§ **DATA FOR THE TASK**
● ● ●
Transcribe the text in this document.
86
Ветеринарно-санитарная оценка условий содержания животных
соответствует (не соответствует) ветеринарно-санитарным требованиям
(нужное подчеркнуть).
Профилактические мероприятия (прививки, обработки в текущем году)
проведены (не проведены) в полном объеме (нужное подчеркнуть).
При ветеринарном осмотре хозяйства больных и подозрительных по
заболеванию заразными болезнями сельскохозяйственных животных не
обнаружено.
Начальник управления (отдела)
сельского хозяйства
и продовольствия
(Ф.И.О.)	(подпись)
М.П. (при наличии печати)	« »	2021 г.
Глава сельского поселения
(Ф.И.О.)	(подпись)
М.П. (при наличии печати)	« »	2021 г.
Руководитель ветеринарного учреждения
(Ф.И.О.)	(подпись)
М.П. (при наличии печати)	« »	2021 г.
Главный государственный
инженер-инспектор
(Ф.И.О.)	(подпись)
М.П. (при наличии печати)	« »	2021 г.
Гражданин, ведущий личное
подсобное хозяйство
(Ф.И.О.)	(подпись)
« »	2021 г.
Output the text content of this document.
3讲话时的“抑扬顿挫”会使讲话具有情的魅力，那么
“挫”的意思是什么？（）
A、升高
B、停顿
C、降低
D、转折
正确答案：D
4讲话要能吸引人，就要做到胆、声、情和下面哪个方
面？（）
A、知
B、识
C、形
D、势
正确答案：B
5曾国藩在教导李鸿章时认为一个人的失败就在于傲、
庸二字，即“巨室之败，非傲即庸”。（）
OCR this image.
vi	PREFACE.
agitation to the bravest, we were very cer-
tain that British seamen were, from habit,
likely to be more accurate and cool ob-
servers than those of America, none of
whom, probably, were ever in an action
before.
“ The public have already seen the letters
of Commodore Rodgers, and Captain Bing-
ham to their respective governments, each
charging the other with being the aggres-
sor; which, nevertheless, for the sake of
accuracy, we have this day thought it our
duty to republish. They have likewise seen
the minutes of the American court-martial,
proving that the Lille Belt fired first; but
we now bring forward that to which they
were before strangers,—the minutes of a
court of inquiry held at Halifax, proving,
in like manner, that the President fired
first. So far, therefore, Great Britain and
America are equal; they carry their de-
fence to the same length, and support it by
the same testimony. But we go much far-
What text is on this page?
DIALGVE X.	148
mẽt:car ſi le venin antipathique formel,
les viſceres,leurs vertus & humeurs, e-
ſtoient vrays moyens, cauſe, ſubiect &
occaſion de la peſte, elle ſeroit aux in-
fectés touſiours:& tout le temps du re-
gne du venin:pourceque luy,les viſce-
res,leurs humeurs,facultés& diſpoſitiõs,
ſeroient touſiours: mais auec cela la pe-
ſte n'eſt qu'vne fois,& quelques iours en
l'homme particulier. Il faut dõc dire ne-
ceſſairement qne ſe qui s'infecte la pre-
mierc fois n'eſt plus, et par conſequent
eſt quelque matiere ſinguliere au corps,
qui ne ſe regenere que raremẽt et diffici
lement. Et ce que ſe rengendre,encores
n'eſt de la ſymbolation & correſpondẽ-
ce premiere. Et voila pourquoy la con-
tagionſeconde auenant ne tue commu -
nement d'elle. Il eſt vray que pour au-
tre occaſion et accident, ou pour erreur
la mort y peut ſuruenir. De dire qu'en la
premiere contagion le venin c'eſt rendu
● ● ●
§ **EXERCISE DIRECTIONS**
Would you copy out each line exactly as written?

§ **RESPONSE**
Transcribe the text in this document.
86
Ветеринарно-санитарная оценка условий содержания животных
соответствует (не соответствует) ветеринарно-санитарным требованиям
(нужное подчеркнуть).
Профилактические мероприятия (прививки, обработки в текущем году)
проведены (не проведены) в полном объеме (нужное подчеркнуть).
При ветеринарном осмотре хозяйства больных и подозрительных по
заболеванию заразными болезнями сельскохозяйственных животных не
обнаружено.
Начальник управления (отдела)
сельского хозяйства
и продовольствия
(Ф.И.О.)	(подпись)
М.П. (при наличии печати)	« »	2021 г.
Глава сельского поселения
(Ф.И.О.)	(подпись)
М.П. (при наличии печати)	« »	2021 г.
Руководитель ветеринарного учреждения
(Ф.И.О.)	(подпись)
М.П. (при наличии печати)	« »	2021 г.
Главный государственный
инженер-инспектор
(Ф.И.О.)	(подпись)
М.П. (при наличии печати)	« »	2021 г.
Гражданин, ведущий личное
подсобное хозяйство
(Ф.И.О.)	(подпись)
« »	2021 г.
Output the text content of this document.
3讲话时的“抑扬顿挫”会使讲话具有情的魅力，那么
“挫”的意思是什么？（）
A、升高
B、停顿
C、降低
D、转折
正确答案：D
4讲话要能吸引人，就要做到胆、声、情和下面哪个方
面？（）
A、知
B、识
C、形
D、势
正确答案：B
5曾国藩在教导李鸿章时认为一个人的失败就在于傲、
庸二字，即“巨室之败，非傲即庸”。（）
OCR this image.
vi	PREFACE.
agitation to the bravest, we were very cer-
tain that British seamen were, from habit,
likely to be more accurate and cool ob-
servers than those of America, none of
whom, probably, were ever in an action
before.
“ The public have already seen the letters
of Commodore Rodgers, and Captain Bing-
ham to their respective governments, each
charging the other with being the aggres-
sor; which, nevertheless, for the sake of
accuracy, we have this day thought it our
duty to republish. They have likewise seen
the minutes of the American court-martial,
proving that the Lille Belt fired first; but
we now bring forward that to which they
were before strangers,—the minutes of a
court of inquiry held at Halifax, proving,
in like manner, that the President fired
first. So far, therefore, Great Britain and
America are equal; they carry their de-
fence to the same length, and support it by
the same testimony. But we go much far-
What text is on this page?
DIALGVE X.	148
mẽt:car ſi le venin antipathique formel,
les viſceres,leurs vertus & humeurs, e-
ſtoient vrays moyens, cauſe, ſubiect &
occaſion de la peſte, elle ſeroit aux in-
fectés touſiours:& tout le temps du re-
gne du venin:pourceque luy,les viſce-
res,leurs humeurs,facultés& diſpoſitiõs,
ſeroient touſiours: mais auec cela la pe-
ſte n'eſt qu'vne fois,& quelques iours en
l'homme particulier. Il faut dõc dire ne-
ceſſairement qne ſe qui s'infecte la pre-
mierc fois n'eſt plus, et par conſequent
eſt quelque matiere ſinguliere au corps,
qui ne ſe regenere que raremẽt et diffici
lement. Et ce que ſe rengendre,encores
n'eſt de la ſymbolation & correſpondẽ-
ce premiere. Et voila pourquoy la con-
tagionſeconde auenant ne tue commu -
nement d'elle. Il eſt vray que pour au-
tre occaſion et accident, ou pour erreur
la mort y peut ſuruenir. De dire qu'en la
premiere contagion le venin c'eſt rendu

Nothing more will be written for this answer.